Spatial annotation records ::

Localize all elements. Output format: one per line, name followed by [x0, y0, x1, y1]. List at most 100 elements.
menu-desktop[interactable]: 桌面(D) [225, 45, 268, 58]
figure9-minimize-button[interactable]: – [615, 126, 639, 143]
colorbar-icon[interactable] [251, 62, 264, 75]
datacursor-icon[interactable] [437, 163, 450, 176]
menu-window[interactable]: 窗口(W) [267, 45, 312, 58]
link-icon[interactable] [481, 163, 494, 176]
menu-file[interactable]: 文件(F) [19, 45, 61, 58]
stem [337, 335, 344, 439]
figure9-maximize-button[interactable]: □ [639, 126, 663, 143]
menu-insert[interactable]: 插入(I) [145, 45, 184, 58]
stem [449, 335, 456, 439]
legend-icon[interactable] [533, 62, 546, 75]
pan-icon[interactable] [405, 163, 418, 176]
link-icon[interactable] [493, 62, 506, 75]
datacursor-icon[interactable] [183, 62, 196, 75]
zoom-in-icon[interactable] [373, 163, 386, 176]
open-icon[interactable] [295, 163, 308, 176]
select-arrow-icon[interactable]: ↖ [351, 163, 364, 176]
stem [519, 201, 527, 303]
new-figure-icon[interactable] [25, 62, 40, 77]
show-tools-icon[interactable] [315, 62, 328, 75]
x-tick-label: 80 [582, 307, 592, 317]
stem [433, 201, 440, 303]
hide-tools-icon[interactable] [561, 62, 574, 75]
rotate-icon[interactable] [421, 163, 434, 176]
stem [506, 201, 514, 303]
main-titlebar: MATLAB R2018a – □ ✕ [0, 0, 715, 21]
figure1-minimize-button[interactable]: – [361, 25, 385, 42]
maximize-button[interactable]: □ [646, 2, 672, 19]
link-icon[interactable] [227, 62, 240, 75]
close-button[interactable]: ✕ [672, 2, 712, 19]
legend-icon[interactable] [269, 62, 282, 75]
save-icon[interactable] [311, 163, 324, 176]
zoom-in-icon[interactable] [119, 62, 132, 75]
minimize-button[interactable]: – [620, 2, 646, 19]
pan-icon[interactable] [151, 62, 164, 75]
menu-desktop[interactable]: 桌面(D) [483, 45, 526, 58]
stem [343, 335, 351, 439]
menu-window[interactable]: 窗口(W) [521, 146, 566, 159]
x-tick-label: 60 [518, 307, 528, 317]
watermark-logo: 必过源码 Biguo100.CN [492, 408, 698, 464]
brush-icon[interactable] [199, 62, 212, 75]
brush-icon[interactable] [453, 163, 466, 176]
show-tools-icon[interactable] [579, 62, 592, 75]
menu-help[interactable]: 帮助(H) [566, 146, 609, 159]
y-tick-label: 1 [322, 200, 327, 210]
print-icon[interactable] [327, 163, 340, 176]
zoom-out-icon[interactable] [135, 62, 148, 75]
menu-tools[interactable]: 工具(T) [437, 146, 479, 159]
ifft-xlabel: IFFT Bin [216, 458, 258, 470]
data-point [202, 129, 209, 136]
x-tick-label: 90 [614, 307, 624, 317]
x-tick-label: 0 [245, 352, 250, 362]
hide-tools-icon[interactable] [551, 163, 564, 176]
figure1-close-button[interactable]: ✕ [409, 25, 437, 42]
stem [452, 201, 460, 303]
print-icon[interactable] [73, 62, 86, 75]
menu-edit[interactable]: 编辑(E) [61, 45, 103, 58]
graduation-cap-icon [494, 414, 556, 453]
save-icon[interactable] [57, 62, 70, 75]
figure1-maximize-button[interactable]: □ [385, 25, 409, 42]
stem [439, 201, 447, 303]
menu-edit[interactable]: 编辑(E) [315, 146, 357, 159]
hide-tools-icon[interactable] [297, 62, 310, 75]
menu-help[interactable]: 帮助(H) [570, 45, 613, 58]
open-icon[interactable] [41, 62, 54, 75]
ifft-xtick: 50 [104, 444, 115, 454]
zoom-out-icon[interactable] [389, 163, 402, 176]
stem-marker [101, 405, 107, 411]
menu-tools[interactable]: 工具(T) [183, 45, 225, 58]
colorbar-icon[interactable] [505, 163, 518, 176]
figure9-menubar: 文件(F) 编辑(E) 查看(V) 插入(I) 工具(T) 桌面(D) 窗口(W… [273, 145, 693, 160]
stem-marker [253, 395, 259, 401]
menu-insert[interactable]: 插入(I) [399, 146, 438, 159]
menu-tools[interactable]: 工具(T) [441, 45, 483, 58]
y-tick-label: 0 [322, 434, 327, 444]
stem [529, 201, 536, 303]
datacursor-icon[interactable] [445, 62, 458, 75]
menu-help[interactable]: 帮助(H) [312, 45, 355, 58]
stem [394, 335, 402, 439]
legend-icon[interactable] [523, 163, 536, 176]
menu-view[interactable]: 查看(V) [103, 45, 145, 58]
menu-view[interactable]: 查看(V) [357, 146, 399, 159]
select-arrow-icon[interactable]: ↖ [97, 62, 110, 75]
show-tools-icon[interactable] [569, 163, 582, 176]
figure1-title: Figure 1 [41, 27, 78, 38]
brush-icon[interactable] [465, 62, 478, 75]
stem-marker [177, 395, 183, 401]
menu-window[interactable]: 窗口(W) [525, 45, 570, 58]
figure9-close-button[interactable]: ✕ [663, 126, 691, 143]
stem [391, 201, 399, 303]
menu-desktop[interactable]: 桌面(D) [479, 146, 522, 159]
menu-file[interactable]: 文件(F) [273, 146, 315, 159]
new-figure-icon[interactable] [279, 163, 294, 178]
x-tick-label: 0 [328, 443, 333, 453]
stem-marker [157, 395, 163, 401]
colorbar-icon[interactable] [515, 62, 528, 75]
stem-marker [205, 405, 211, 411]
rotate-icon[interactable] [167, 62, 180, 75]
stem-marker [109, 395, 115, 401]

Directions :: Reproduce every line of the listing above, character for character.

Task answer ::
Localize all elements. Output format: one per line, name followed by [x0, y0, x1, y1]. List at most 100 elements.
menu-desktop[interactable]: 桌面(D) [225, 45, 268, 58]
figure9-minimize-button[interactable]: – [615, 126, 639, 143]
colorbar-icon[interactable] [251, 62, 264, 75]
datacursor-icon[interactable] [437, 163, 450, 176]
menu-window[interactable]: 窗口(W) [267, 45, 312, 58]
link-icon[interactable] [481, 163, 494, 176]
menu-file[interactable]: 文件(F) [19, 45, 61, 58]
stem [337, 335, 344, 439]
figure9-maximize-button[interactable]: □ [639, 126, 663, 143]
menu-insert[interactable]: 插入(I) [145, 45, 184, 58]
stem [449, 335, 456, 439]
legend-icon[interactable] [533, 62, 546, 75]
pan-icon[interactable] [405, 163, 418, 176]
link-icon[interactable] [493, 62, 506, 75]
datacursor-icon[interactable] [183, 62, 196, 75]
zoom-in-icon[interactable] [373, 163, 386, 176]
open-icon[interactable] [295, 163, 308, 176]
select-arrow-icon[interactable]: ↖ [351, 163, 364, 176]
stem [519, 201, 527, 303]
new-figure-icon[interactable] [25, 62, 40, 77]
show-tools-icon[interactable] [315, 62, 328, 75]
x-tick-label: 80 [582, 307, 592, 317]
stem [433, 201, 440, 303]
hide-tools-icon[interactable] [561, 62, 574, 75]
rotate-icon[interactable] [421, 163, 434, 176]
stem [506, 201, 514, 303]
main-titlebar: MATLAB R2018a – □ ✕ [0, 0, 715, 21]
figure1-minimize-button[interactable]: – [361, 25, 385, 42]
maximize-button[interactable]: □ [646, 2, 672, 19]
link-icon[interactable] [227, 62, 240, 75]
close-button[interactable]: ✕ [672, 2, 712, 19]
legend-icon[interactable] [269, 62, 282, 75]
save-icon[interactable] [311, 163, 324, 176]
zoom-in-icon[interactable] [119, 62, 132, 75]
minimize-button[interactable]: – [620, 2, 646, 19]
pan-icon[interactable] [151, 62, 164, 75]
menu-desktop[interactable]: 桌面(D) [483, 45, 526, 58]
stem [343, 335, 351, 439]
menu-window[interactable]: 窗口(W) [521, 146, 566, 159]
x-tick-label: 60 [518, 307, 528, 317]
watermark-logo: 必过源码 Biguo100.CN [492, 408, 698, 464]
brush-icon[interactable] [199, 62, 212, 75]
brush-icon[interactable] [453, 163, 466, 176]
show-tools-icon[interactable] [579, 62, 592, 75]
menu-help[interactable]: 帮助(H) [566, 146, 609, 159]
y-tick-label: 1 [322, 200, 327, 210]
print-icon[interactable] [327, 163, 340, 176]
zoom-out-icon[interactable] [135, 62, 148, 75]
menu-tools[interactable]: 工具(T) [437, 146, 479, 159]
ifft-xlabel: IFFT Bin [216, 458, 258, 470]
data-point [202, 129, 209, 136]
x-tick-label: 90 [614, 307, 624, 317]
x-tick-label: 0 [245, 352, 250, 362]
hide-tools-icon[interactable] [551, 163, 564, 176]
figure1-close-button[interactable]: ✕ [409, 25, 437, 42]
stem [452, 201, 460, 303]
print-icon[interactable] [73, 62, 86, 75]
menu-edit[interactable]: 编辑(E) [61, 45, 103, 58]
graduation-cap-icon [494, 414, 556, 453]
save-icon[interactable] [57, 62, 70, 75]
figure1-maximize-button[interactable]: □ [385, 25, 409, 42]
stem [439, 201, 447, 303]
menu-edit[interactable]: 编辑(E) [315, 146, 357, 159]
hide-tools-icon[interactable] [297, 62, 310, 75]
menu-help[interactable]: 帮助(H) [570, 45, 613, 58]
open-icon[interactable] [41, 62, 54, 75]
ifft-xtick: 50 [104, 444, 115, 454]
zoom-out-icon[interactable] [389, 163, 402, 176]
stem-marker [101, 405, 107, 411]
menu-tools[interactable]: 工具(T) [183, 45, 225, 58]
colorbar-icon[interactable] [505, 163, 518, 176]
figure9-menubar: 文件(F) 编辑(E) 查看(V) 插入(I) 工具(T) 桌面(D) 窗口(W… [273, 145, 693, 160]
stem-marker [253, 395, 259, 401]
menu-insert[interactable]: 插入(I) [399, 146, 438, 159]
menu-tools[interactable]: 工具(T) [441, 45, 483, 58]
y-tick-label: 0 [322, 434, 327, 444]
stem [529, 201, 536, 303]
datacursor-icon[interactable] [445, 62, 458, 75]
menu-help[interactable]: 帮助(H) [312, 45, 355, 58]
stem [394, 335, 402, 439]
legend-icon[interactable] [523, 163, 536, 176]
menu-view[interactable]: 查看(V) [103, 45, 145, 58]
menu-view[interactable]: 查看(V) [357, 146, 399, 159]
select-arrow-icon[interactable]: ↖ [97, 62, 110, 75]
show-tools-icon[interactable] [569, 163, 582, 176]
figure1-title: Figure 1 [41, 27, 78, 38]
brush-icon[interactable] [465, 62, 478, 75]
stem-marker [177, 395, 183, 401]
menu-window[interactable]: 窗口(W) [525, 45, 570, 58]
figure9-close-button[interactable]: ✕ [663, 126, 691, 143]
stem [391, 201, 399, 303]
menu-desktop[interactable]: 桌面(D) [479, 146, 522, 159]
menu-file[interactable]: 文件(F) [273, 146, 315, 159]
new-figure-icon[interactable] [279, 163, 294, 178]
x-tick-label: 0 [328, 443, 333, 453]
stem-marker [157, 395, 163, 401]
colorbar-icon[interactable] [515, 62, 528, 75]
stem-marker [205, 405, 211, 411]
rotate-icon[interactable] [167, 62, 180, 75]
stem-marker [109, 395, 115, 401]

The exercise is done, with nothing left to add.